(Task details):
Reproduce the listing below verbatim.
-- START --
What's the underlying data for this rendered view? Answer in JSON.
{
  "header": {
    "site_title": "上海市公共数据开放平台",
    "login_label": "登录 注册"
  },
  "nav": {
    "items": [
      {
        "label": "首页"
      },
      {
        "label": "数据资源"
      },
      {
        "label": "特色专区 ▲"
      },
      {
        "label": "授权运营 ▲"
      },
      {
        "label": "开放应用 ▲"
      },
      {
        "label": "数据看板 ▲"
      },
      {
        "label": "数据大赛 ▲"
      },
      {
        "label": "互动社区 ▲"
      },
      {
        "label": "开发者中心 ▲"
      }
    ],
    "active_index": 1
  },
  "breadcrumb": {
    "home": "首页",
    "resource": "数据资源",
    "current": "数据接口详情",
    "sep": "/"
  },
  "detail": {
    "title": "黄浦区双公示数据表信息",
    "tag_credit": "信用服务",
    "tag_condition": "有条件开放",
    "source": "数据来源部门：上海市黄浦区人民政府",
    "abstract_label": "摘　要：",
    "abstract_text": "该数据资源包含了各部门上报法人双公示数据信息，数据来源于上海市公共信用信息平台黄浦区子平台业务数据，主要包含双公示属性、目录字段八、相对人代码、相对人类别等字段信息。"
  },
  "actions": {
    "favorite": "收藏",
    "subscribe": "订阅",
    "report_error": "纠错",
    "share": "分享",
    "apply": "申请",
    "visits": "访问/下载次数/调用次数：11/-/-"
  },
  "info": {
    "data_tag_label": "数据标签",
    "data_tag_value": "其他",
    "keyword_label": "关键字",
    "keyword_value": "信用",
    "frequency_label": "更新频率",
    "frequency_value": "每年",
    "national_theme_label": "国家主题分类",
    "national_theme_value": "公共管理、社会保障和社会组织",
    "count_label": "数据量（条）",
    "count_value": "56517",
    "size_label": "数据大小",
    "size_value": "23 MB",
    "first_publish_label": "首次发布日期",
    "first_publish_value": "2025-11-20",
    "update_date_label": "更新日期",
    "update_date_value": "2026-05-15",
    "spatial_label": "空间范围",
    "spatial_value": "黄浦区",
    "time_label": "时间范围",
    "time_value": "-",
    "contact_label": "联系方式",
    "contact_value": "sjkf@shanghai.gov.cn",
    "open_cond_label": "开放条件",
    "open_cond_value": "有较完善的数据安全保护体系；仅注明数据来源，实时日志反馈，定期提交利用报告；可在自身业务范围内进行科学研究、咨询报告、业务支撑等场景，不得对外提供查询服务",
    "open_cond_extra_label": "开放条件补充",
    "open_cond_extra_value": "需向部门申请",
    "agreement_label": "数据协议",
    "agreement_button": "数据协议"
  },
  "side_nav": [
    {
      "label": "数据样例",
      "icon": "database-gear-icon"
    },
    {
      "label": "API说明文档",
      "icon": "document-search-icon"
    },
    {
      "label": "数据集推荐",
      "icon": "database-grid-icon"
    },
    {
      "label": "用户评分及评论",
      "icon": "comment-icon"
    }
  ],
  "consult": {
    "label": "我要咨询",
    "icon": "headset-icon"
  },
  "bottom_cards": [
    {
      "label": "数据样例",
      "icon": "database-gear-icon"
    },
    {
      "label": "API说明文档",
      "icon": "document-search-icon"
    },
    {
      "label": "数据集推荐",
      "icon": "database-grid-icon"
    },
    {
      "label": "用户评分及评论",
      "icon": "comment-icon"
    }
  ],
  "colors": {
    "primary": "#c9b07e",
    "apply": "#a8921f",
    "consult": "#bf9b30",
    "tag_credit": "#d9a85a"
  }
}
-- END --
(Answer for this exercise):
What's the underlying data for this rendered view? Answer in JSON.
{
  "header": {
    "site_title": "上海市公共数据开放平台",
    "login_label": "登录 注册"
  },
  "nav": {
    "items": [
      {
        "label": "首页"
      },
      {
        "label": "数据资源"
      },
      {
        "label": "特色专区 ▲"
      },
      {
        "label": "授权运营 ▲"
      },
      {
        "label": "开放应用 ▲"
      },
      {
        "label": "数据看板 ▲"
      },
      {
        "label": "数据大赛 ▲"
      },
      {
        "label": "互动社区 ▲"
      },
      {
        "label": "开发者中心 ▲"
      }
    ],
    "active_index": 1
  },
  "breadcrumb": {
    "home": "首页",
    "resource": "数据资源",
    "current": "数据接口详情",
    "sep": "/"
  },
  "detail": {
    "title": "黄浦区双公示数据表信息",
    "tag_credit": "信用服务",
    "tag_condition": "有条件开放",
    "source": "数据来源部门：上海市黄浦区人民政府",
    "abstract_label": "摘　要：",
    "abstract_text": "该数据资源包含了各部门上报法人双公示数据信息，数据来源于上海市公共信用信息平台黄浦区子平台业务数据，主要包含双公示属性、目录字段八、相对人代码、相对人类别等字段信息。"
  },
  "actions": {
    "favorite": "收藏",
    "subscribe": "订阅",
    "report_error": "纠错",
    "share": "分享",
    "apply": "申请",
    "visits": "访问/下载次数/调用次数：11/-/-"
  },
  "info": {
    "data_tag_label": "数据标签",
    "data_tag_value": "其他",
    "keyword_label": "关键字",
    "keyword_value": "信用",
    "frequency_label": "更新频率",
    "frequency_value": "每年",
    "national_theme_label": "国家主题分类",
    "national_theme_value": "公共管理、社会保障和社会组织",
    "count_label": "数据量（条）",
    "count_value": "56517",
    "size_label": "数据大小",
    "size_value": "23 MB",
    "first_publish_label": "首次发布日期",
    "first_publish_value": "2025-11-20",
    "update_date_label": "更新日期",
    "update_date_value": "2026-05-15",
    "spatial_label": "空间范围",
    "spatial_value": "黄浦区",
    "time_label": "时间范围",
    "time_value": "-",
    "contact_label": "联系方式",
    "contact_value": "sjkf@shanghai.gov.cn",
    "open_cond_label": "开放条件",
    "open_cond_value": "有较完善的数据安全保护体系；仅注明数据来源，实时日志反馈，定期提交利用报告；可在自身业务范围内进行科学研究、咨询报告、业务支撑等场景，不得对外提供查询服务",
    "open_cond_extra_label": "开放条件补充",
    "open_cond_extra_value": "需向部门申请",
    "agreement_label": "数据协议",
    "agreement_button": "数据协议"
  },
  "side_nav": [
    {
      "label": "数据样例",
      "icon": "database-gear-icon"
    },
    {
      "label": "API说明文档",
      "icon": "document-search-icon"
    },
    {
      "label": "数据集推荐",
      "icon": "database-grid-icon"
    },
    {
      "label": "用户评分及评论",
      "icon": "comment-icon"
    }
  ],
  "consult": {
    "label": "我要咨询",
    "icon": "headset-icon"
  },
  "bottom_cards": [
    {
      "label": "数据样例",
      "icon": "database-gear-icon"
    },
    {
      "label": "API说明文档",
      "icon": "document-search-icon"
    },
    {
      "label": "数据集推荐",
      "icon": "database-grid-icon"
    },
    {
      "label": "用户评分及评论",
      "icon": "comment-icon"
    }
  ],
  "colors": {
    "primary": "#c9b07e",
    "apply": "#a8921f",
    "consult": "#bf9b30",
    "tag_credit": "#d9a85a"
  }
}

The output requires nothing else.